> Material supplied

════════

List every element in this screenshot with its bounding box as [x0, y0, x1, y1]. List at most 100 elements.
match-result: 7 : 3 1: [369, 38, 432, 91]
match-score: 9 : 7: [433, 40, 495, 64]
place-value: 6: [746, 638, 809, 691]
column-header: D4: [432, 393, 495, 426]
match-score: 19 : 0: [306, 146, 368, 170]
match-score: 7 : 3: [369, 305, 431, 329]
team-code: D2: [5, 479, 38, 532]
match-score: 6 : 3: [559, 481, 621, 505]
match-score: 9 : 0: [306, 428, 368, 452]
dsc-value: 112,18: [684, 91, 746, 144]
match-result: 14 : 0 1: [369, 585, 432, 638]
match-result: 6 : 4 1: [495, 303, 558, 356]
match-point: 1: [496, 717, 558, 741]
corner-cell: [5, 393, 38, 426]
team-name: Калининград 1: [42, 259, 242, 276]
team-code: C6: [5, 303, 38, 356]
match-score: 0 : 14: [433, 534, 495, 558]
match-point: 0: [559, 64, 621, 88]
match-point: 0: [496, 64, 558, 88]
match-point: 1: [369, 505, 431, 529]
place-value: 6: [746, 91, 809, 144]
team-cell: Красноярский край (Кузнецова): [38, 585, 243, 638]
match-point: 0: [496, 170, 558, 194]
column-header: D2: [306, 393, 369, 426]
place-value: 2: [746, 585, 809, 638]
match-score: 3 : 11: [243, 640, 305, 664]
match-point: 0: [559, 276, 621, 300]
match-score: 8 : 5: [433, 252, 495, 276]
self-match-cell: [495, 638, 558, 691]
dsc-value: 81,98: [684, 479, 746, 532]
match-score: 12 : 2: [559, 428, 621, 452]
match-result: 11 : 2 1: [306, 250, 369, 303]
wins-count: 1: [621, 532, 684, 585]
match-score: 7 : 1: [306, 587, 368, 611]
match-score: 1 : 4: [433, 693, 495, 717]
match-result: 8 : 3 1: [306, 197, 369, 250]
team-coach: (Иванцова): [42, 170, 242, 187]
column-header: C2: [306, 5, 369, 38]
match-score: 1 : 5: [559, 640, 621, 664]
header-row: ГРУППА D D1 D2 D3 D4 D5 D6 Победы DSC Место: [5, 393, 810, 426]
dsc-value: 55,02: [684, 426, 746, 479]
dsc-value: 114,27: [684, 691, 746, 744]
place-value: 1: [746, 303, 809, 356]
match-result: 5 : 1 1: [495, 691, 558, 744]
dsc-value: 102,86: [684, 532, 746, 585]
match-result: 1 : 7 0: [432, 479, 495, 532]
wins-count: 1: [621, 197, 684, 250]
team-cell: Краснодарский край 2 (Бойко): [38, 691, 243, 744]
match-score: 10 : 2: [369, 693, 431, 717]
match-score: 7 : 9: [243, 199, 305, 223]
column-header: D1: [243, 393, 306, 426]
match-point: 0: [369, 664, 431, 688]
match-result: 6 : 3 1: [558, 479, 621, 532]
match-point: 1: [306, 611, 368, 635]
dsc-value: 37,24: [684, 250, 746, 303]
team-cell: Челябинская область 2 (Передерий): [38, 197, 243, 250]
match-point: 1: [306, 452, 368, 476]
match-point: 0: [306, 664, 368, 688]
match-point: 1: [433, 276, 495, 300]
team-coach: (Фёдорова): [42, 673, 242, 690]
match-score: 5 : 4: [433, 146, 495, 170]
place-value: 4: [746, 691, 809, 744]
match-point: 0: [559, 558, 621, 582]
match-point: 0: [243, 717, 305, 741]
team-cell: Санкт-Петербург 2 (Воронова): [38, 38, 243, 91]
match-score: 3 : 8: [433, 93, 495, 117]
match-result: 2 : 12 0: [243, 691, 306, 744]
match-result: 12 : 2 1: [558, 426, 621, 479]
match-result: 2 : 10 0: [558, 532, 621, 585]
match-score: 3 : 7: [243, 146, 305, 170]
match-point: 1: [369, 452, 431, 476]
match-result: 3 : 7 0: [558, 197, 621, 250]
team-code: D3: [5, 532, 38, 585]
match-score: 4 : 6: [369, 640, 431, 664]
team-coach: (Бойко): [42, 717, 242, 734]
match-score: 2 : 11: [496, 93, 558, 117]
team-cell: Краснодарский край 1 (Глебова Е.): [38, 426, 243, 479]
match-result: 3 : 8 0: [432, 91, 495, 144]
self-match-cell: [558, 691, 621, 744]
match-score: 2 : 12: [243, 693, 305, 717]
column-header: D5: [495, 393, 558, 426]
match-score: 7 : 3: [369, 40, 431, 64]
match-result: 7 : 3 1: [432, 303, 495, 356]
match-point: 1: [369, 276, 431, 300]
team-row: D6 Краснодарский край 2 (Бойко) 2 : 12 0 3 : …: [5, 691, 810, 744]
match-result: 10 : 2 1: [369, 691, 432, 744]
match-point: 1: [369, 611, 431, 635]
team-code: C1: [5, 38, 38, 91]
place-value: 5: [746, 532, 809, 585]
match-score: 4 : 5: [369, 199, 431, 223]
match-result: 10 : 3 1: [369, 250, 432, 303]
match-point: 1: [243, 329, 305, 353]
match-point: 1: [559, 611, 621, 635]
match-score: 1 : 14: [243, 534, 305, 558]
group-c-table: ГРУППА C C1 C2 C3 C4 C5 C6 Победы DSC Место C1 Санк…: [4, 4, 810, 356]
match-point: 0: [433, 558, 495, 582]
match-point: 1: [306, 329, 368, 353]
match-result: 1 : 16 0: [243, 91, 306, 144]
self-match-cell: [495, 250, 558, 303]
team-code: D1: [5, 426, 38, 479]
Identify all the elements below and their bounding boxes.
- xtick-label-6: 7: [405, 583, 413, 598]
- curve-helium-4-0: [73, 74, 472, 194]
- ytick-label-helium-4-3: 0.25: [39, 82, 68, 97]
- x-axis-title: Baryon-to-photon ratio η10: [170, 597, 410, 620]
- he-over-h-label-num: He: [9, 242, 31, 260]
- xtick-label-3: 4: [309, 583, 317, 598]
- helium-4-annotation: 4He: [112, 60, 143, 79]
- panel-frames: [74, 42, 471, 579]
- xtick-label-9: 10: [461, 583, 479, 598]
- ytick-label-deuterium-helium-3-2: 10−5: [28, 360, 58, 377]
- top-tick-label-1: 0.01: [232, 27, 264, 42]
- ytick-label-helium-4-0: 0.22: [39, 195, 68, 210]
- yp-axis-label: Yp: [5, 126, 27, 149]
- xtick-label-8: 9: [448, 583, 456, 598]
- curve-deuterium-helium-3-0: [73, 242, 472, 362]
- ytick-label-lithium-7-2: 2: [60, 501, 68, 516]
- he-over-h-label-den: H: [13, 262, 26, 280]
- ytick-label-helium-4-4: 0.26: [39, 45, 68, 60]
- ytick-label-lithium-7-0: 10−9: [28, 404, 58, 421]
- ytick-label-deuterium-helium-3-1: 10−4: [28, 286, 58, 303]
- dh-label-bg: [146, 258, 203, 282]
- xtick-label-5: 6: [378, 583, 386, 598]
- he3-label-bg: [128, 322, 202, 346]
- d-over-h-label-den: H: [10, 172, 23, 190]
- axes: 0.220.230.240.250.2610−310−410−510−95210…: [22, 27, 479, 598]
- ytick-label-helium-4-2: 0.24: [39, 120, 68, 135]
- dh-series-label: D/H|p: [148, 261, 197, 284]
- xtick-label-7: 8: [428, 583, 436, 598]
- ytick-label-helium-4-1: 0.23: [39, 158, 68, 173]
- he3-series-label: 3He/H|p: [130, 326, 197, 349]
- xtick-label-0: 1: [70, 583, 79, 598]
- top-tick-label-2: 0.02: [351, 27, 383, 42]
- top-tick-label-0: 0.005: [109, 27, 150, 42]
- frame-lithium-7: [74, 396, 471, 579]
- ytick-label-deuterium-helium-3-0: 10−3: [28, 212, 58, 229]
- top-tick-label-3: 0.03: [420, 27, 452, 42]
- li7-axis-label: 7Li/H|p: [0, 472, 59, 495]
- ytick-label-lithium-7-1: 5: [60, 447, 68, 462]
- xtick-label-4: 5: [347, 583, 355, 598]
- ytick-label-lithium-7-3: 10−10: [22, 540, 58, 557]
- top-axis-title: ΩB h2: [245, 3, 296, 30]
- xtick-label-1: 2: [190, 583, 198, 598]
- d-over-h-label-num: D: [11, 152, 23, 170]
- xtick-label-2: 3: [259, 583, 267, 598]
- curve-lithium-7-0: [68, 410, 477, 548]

════════

> Set exercise
Find each line in the data that contains the string "coach", and copy every such line in full.

> Written solution
team-coach: (Иванцова): [42, 170, 242, 187]
team-coach: (Фёдорова): [42, 673, 242, 690]
team-coach: (Бойко): [42, 717, 242, 734]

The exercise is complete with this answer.